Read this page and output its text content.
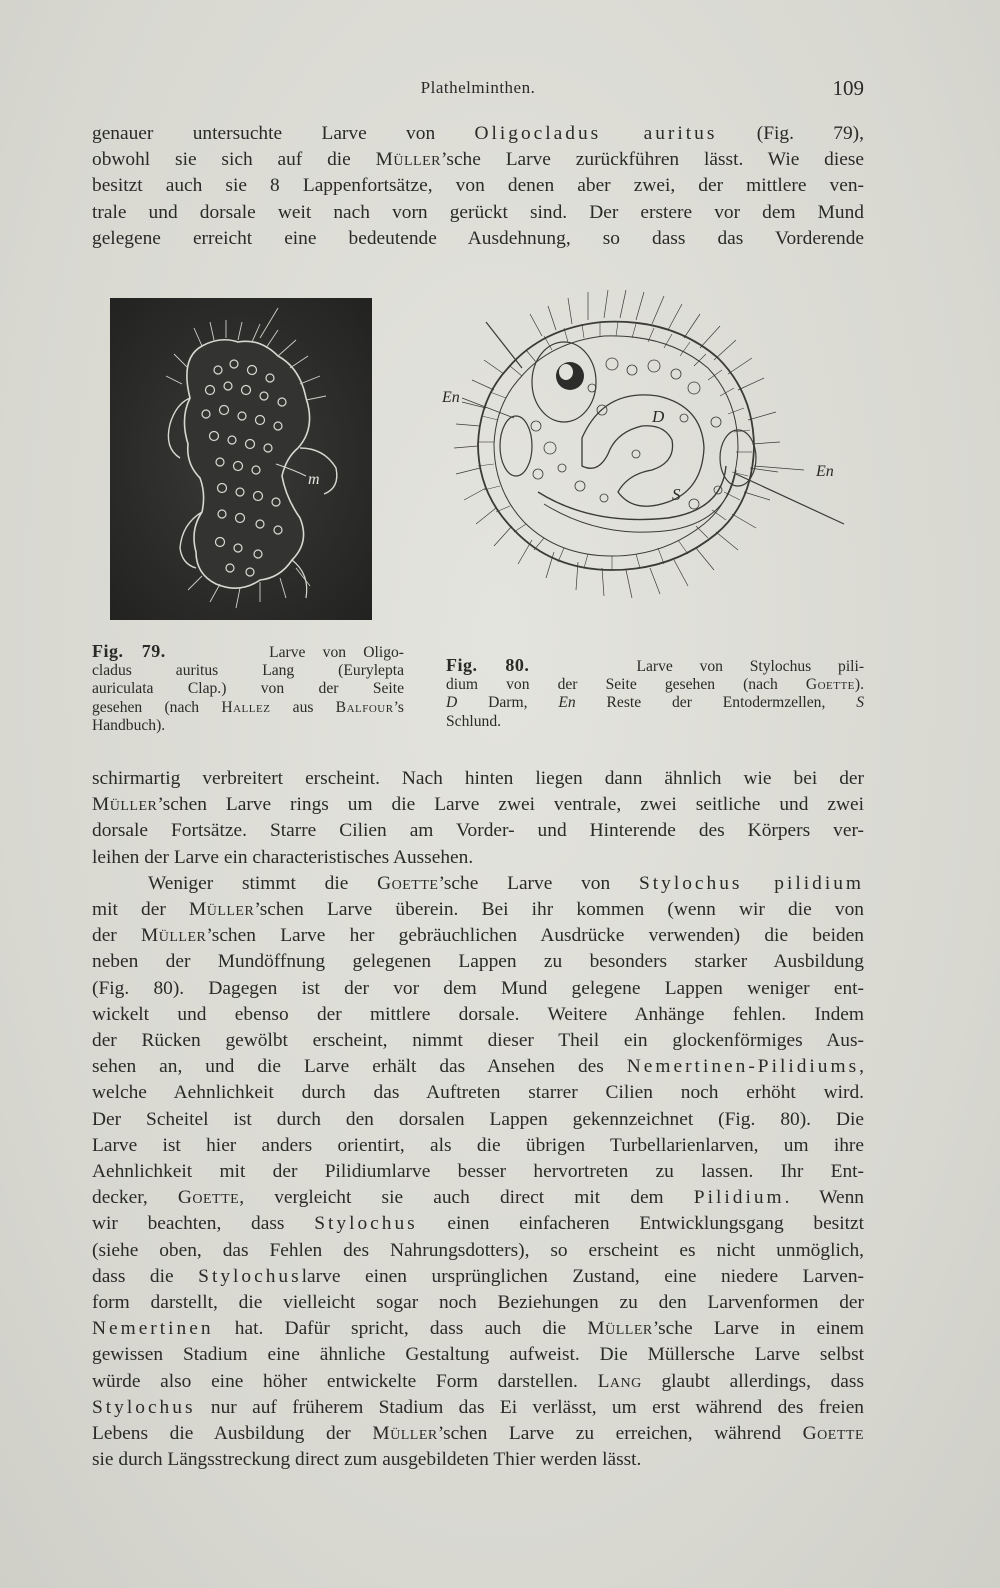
Plathelminthen.	109
genauer untersuchte Larve von Oligocladus auritus (Fig. 79),
obwohl sie sich auf die Müller’sche Larve zurückführen lässt. Wie diese
besitzt auch sie 8 Lappenfortsätze, von denen aber zwei, der mittlere ven-
trale und dorsale weit nach vorn gerückt sind. Der erstere vor dem Mund
gelegene erreicht eine bedeutende Ausdehnung, so dass das Vorderende
m
Fig. 79.	Larve von Oligo-
cladus auritus Lang (Eurylepta
auriculata Clap.) von der Seite
gesehen (nach Hallez aus Balfour’s
Handbuch).
En
En
D
S
Fig. 80.	Larve von Stylochus pili-
dium von der Seite gesehen (nach Goette).
D Darm, En Reste der Entodermzellen, S
Schlund.
schirmartig verbreitert erscheint. Nach hinten liegen dann ähnlich wie bei der
Müller’schen Larve rings um die Larve zwei ventrale, zwei seitliche und zwei
dorsale Fortsätze. Starre Cilien am Vorder- und Hinterende des Körpers ver-
leihen der Larve ein characteristisches Aussehen.
Weniger stimmt die Goette’sche Larve von Stylochus pilidium
mit der Müller’schen Larve überein. Bei ihr kommen (wenn wir die von
der Müller’schen Larve her gebräuchlichen Ausdrücke verwenden) die beiden
neben der Mundöffnung gelegenen Lappen zu besonders starker Ausbildung
(Fig. 80). Dagegen ist der vor dem Mund gelegene Lappen weniger ent-
wickelt und ebenso der mittlere dorsale. Weitere Anhänge fehlen. Indem
der Rücken gewölbt erscheint, nimmt dieser Theil ein glockenförmiges Aus-
sehen an, und die Larve erhält das Ansehen des Nemertinen-Pilidiums,
welche Aehnlichkeit durch das Auftreten starrer Cilien noch erhöht wird.
Der Scheitel ist durch den dorsalen Lappen gekennzeichnet (Fig. 80). Die
Larve ist hier anders orientirt, als die übrigen Turbellarienlarven, um ihre
Aehnlichkeit mit der Pilidiumlarve besser hervortreten zu lassen. Ihr Ent-
decker, Goette, vergleicht sie auch direct mit dem Pilidium. Wenn
wir beachten, dass Stylochus einen einfacheren Entwicklungsgang besitzt
(siehe oben, das Fehlen des Nahrungsdotters), so erscheint es nicht unmöglich,
dass die Stylochuslarve einen ursprünglichen Zustand, eine niedere Larven-
form darstellt, die vielleicht sogar noch Beziehungen zu den Larvenformen der
Nemertinen hat. Dafür spricht, dass auch die Müller’sche Larve in einem
gewissen Stadium eine ähnliche Gestaltung aufweist. Die Müllersche Larve selbst
würde also eine höher entwickelte Form darstellen. Lang glaubt allerdings, dass
Stylochus nur auf früherem Stadium das Ei verlässt, um erst während des freien
Lebens die Ausbildung der Müller’schen Larve zu erreichen, während Goette
sie durch Längsstreckung direct zum ausgebildeten Thier werden lässt.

★ ★ ★ ★ ★

# TASK DESCRIPTION
Retype all of the entries exactly as written, leaving out any images.

# SOLUTION TO THIS EXERCISE
Read this page and output its text content.
Plathelminthen.	109
genauer untersuchte Larve von Oligocladus auritus (Fig. 79),
obwohl sie sich auf die Müller’sche Larve zurückführen lässt. Wie diese
besitzt auch sie 8 Lappenfortsätze, von denen aber zwei, der mittlere ven-
trale und dorsale weit nach vorn gerückt sind. Der erstere vor dem Mund
gelegene erreicht eine bedeutende Ausdehnung, so dass das Vorderende
m
Fig. 79.	Larve von Oligo-
cladus auritus Lang (Eurylepta
auriculata Clap.) von der Seite
gesehen (nach Hallez aus Balfour’s
Handbuch).
En
En
D
S
Fig. 80.	Larve von Stylochus pili-
dium von der Seite gesehen (nach Goette).
D Darm, En Reste der Entodermzellen, S
Schlund.
schirmartig verbreitert erscheint. Nach hinten liegen dann ähnlich wie bei der
Müller’schen Larve rings um die Larve zwei ventrale, zwei seitliche und zwei
dorsale Fortsätze. Starre Cilien am Vorder- und Hinterende des Körpers ver-
leihen der Larve ein characteristisches Aussehen.
Weniger stimmt die Goette’sche Larve von Stylochus pilidium
mit der Müller’schen Larve überein. Bei ihr kommen (wenn wir die von
der Müller’schen Larve her gebräuchlichen Ausdrücke verwenden) die beiden
neben der Mundöffnung gelegenen Lappen zu besonders starker Ausbildung
(Fig. 80). Dagegen ist der vor dem Mund gelegene Lappen weniger ent-
wickelt und ebenso der mittlere dorsale. Weitere Anhänge fehlen. Indem
der Rücken gewölbt erscheint, nimmt dieser Theil ein glockenförmiges Aus-
sehen an, und die Larve erhält das Ansehen des Nemertinen-Pilidiums,
welche Aehnlichkeit durch das Auftreten starrer Cilien noch erhöht wird.
Der Scheitel ist durch den dorsalen Lappen gekennzeichnet (Fig. 80). Die
Larve ist hier anders orientirt, als die übrigen Turbellarienlarven, um ihre
Aehnlichkeit mit der Pilidiumlarve besser hervortreten zu lassen. Ihr Ent-
decker, Goette, vergleicht sie auch direct mit dem Pilidium. Wenn
wir beachten, dass Stylochus einen einfacheren Entwicklungsgang besitzt
(siehe oben, das Fehlen des Nahrungsdotters), so erscheint es nicht unmöglich,
dass die Stylochuslarve einen ursprünglichen Zustand, eine niedere Larven-
form darstellt, die vielleicht sogar noch Beziehungen zu den Larvenformen der
Nemertinen hat. Dafür spricht, dass auch die Müller’sche Larve in einem
gewissen Stadium eine ähnliche Gestaltung aufweist. Die Müllersche Larve selbst
würde also eine höher entwickelte Form darstellen. Lang glaubt allerdings, dass
Stylochus nur auf früherem Stadium das Ei verlässt, um erst während des freien
Lebens die Ausbildung der Müller’schen Larve zu erreichen, während Goette
sie durch Längsstreckung direct zum ausgebildeten Thier werden lässt.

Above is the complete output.